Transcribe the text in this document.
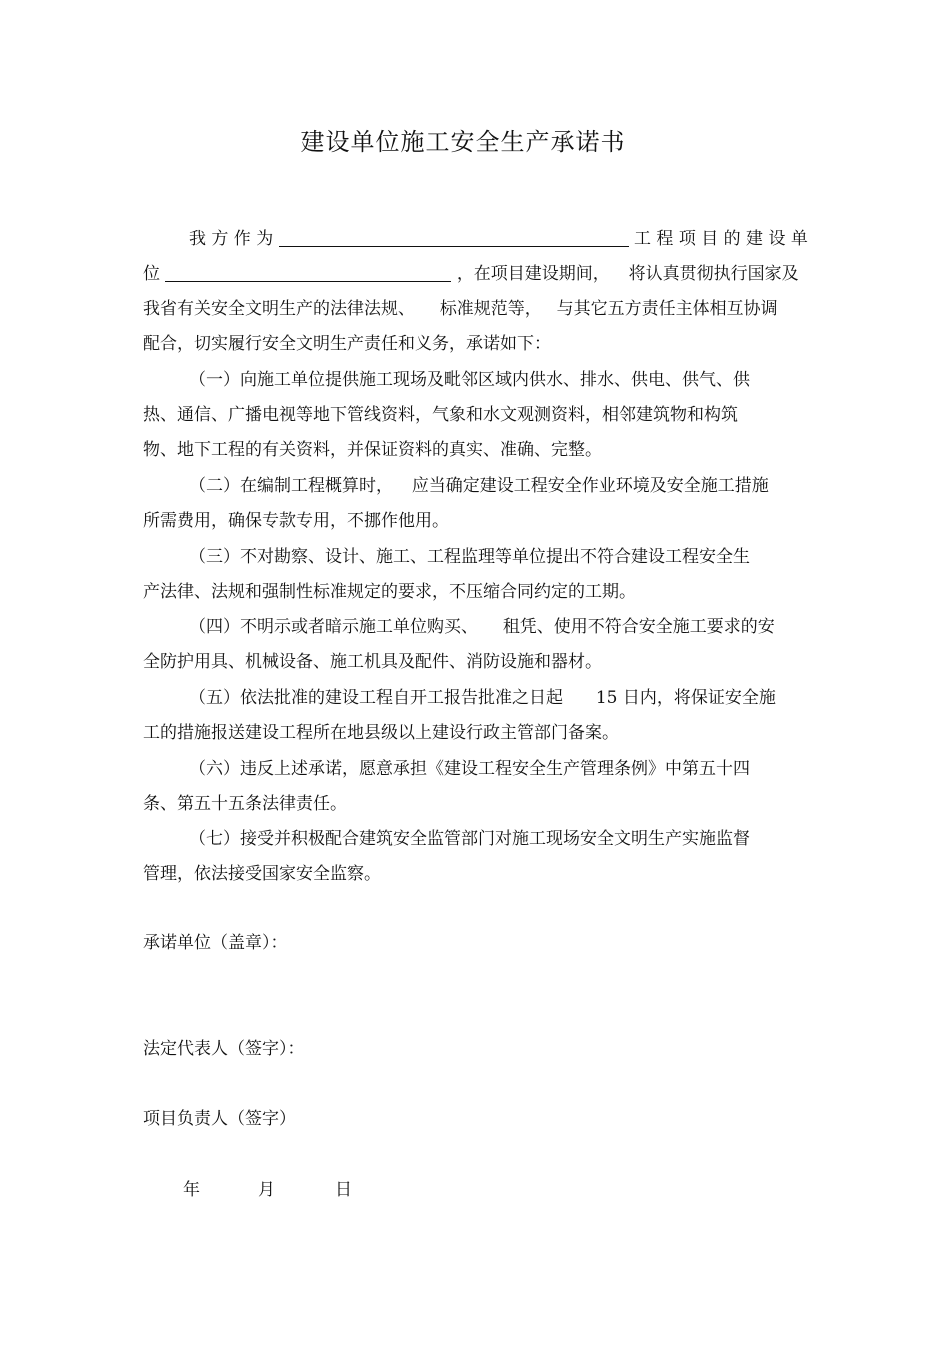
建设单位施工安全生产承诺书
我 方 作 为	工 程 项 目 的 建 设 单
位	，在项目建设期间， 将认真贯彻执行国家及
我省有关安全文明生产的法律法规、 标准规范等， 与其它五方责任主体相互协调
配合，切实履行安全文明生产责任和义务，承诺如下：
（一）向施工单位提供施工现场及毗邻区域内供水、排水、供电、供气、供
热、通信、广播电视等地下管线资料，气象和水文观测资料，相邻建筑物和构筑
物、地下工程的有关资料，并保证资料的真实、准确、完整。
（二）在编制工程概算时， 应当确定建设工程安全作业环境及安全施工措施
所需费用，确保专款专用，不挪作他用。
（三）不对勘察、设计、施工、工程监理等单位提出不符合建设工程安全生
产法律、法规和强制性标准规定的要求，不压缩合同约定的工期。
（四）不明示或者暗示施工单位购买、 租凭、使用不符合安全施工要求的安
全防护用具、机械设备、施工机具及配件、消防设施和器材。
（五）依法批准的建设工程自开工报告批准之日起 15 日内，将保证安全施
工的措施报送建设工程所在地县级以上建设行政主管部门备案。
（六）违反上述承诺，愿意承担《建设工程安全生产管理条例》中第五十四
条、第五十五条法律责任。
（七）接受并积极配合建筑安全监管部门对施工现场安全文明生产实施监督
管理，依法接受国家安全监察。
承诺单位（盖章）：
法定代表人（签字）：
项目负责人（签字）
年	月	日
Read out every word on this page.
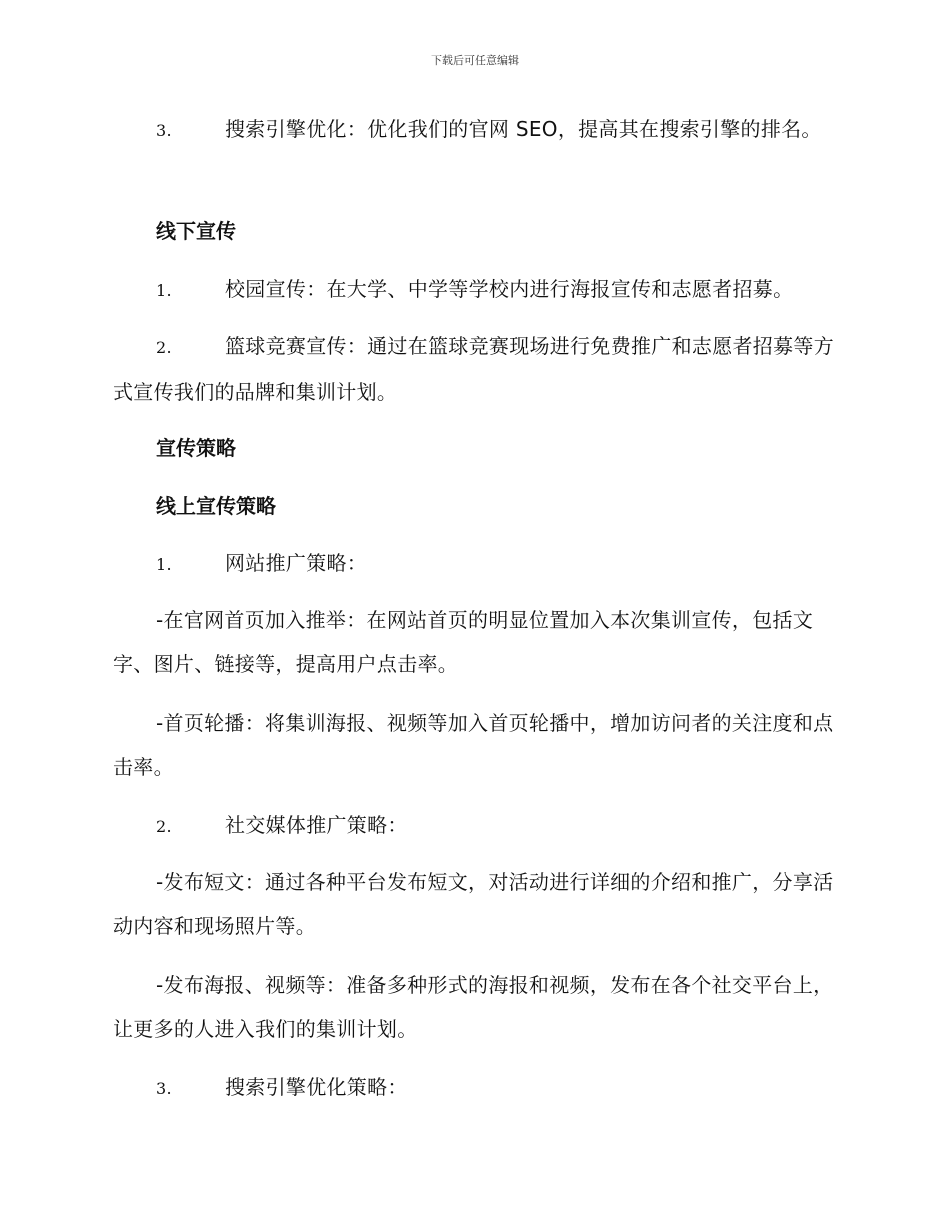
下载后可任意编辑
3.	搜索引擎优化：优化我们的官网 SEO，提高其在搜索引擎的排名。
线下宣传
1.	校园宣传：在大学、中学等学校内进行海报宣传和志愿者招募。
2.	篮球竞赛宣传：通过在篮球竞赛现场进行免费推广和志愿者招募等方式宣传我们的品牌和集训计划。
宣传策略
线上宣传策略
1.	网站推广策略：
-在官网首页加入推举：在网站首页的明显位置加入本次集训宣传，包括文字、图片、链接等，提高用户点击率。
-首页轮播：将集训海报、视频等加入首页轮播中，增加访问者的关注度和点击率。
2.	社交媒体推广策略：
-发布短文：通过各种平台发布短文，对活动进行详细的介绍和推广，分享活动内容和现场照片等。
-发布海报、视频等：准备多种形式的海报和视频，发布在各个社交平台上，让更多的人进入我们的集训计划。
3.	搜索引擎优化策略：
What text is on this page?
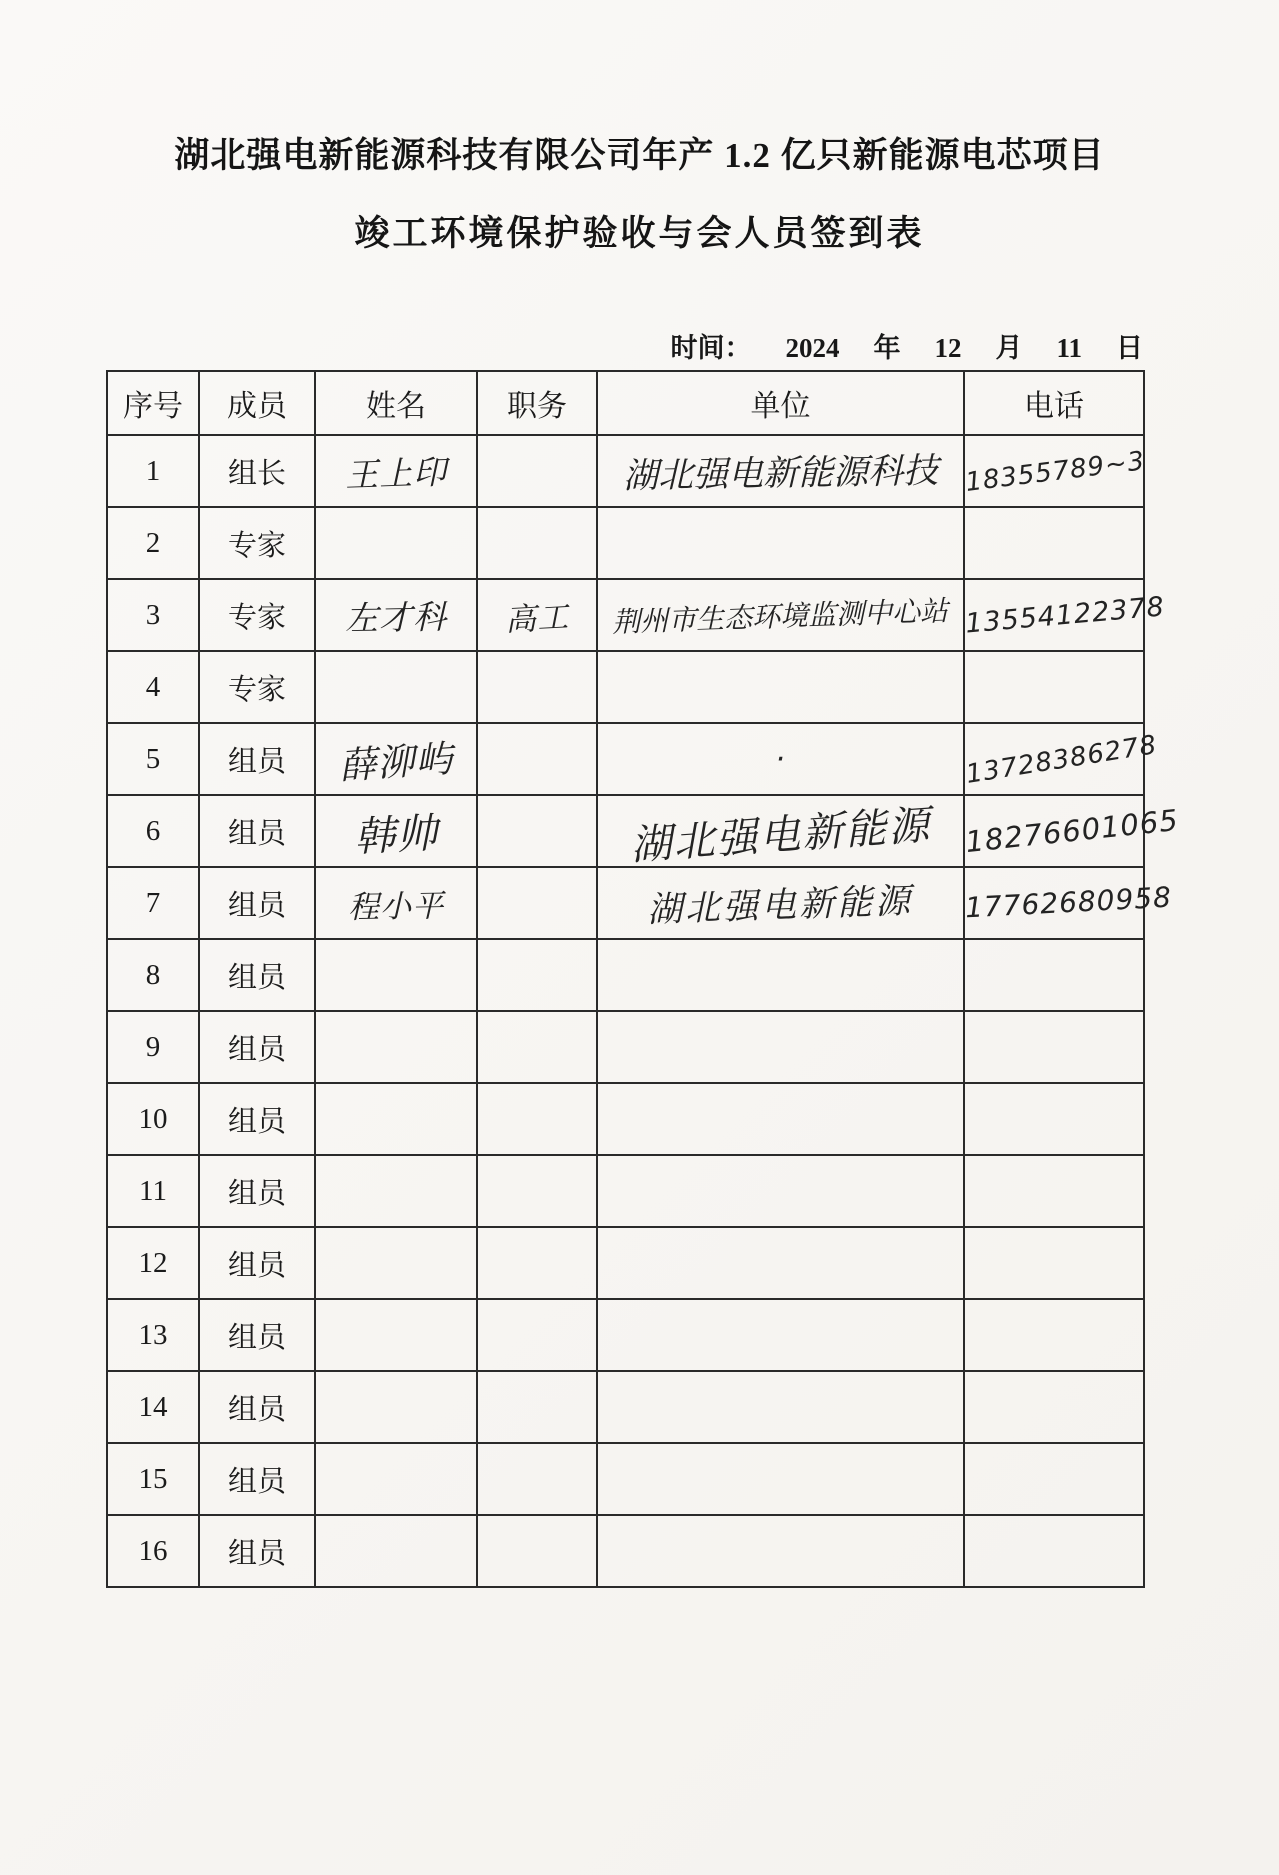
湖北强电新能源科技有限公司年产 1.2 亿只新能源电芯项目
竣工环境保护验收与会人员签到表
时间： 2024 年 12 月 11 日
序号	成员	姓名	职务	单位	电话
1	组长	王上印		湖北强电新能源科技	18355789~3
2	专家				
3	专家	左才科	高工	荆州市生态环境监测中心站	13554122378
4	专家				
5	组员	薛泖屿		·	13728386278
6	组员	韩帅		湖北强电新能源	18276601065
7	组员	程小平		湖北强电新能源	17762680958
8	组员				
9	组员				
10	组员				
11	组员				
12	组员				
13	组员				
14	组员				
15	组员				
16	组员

TASK. Quote each record exactly as it stands, minus the pictures.

THE OUTPUT.
Transcribe the text in this document.
建设单位施工安全生产承诺书
我 方 作 为	工 程 项 目 的 建 设 单
位	，在项目建设期间， 将认真贯彻执行国家及
我省有关安全文明生产的法律法规、 标准规范等， 与其它五方责任主体相互协调
配合，切实履行安全文明生产责任和义务，承诺如下：
（一）向施工单位提供施工现场及毗邻区域内供水、排水、供电、供气、供
热、通信、广播电视等地下管线资料，气象和水文观测资料，相邻建筑物和构筑
物、地下工程的有关资料，并保证资料的真实、准确、完整。
（二）在编制工程概算时， 应当确定建设工程安全作业环境及安全施工措施
所需费用，确保专款专用，不挪作他用。
（三）不对勘察、设计、施工、工程监理等单位提出不符合建设工程安全生
产法律、法规和强制性标准规定的要求，不压缩合同约定的工期。
（四）不明示或者暗示施工单位购买、 租凭、使用不符合安全施工要求的安
全防护用具、机械设备、施工机具及配件、消防设施和器材。
（五）依法批准的建设工程自开工报告批准之日起 15 日内，将保证安全施
工的措施报送建设工程所在地县级以上建设行政主管部门备案。
（六）违反上述承诺，愿意承担《建设工程安全生产管理条例》中第五十四
条、第五十五条法律责任。
（七）接受并积极配合建筑安全监管部门对施工现场安全文明生产实施监督
管理，依法接受国家安全监察。
承诺单位（盖章）：
法定代表人（签字）：
项目负责人（签字）
年	月	日
Read out every word on this page.
下载后可任意编辑
3.	搜索引擎优化：优化我们的官网 SEO，提高其在搜索引擎的排名。
线下宣传
1.	校园宣传：在大学、中学等学校内进行海报宣传和志愿者招募。
2.	篮球竞赛宣传：通过在篮球竞赛现场进行免费推广和志愿者招募等方式宣传我们的品牌和集训计划。
宣传策略
线上宣传策略
1.	网站推广策略：
-在官网首页加入推举：在网站首页的明显位置加入本次集训宣传，包括文字、图片、链接等，提高用户点击率。
-首页轮播：将集训海报、视频等加入首页轮播中，增加访问者的关注度和点击率。
2.	社交媒体推广策略：
-发布短文：通过各种平台发布短文，对活动进行详细的介绍和推广，分享活动内容和现场照片等。
-发布海报、视频等：准备多种形式的海报和视频，发布在各个社交平台上，让更多的人进入我们的集训计划。
3.	搜索引擎优化策略：
What text is on this page?
湖北强电新能源科技有限公司年产 1.2 亿只新能源电芯项目
竣工环境保护验收与会人员签到表
时间： 2024 年 12 月 11 日
序号	成员	姓名	职务	单位	电话
1	组长	王上印		湖北强电新能源科技	18355789~3
2	专家				
3	专家	左才科	高工	荆州市生态环境监测中心站	13554122378
4	专家				
5	组员	薛泖屿		·	13728386278
6	组员	韩帅		湖北强电新能源	18276601065
7	组员	程小平		湖北强电新能源	17762680958
8	组员				
9	组员				
10	组员				
11	组员				
12	组员				
13	组员				
14	组员				
15	组员				
16	组员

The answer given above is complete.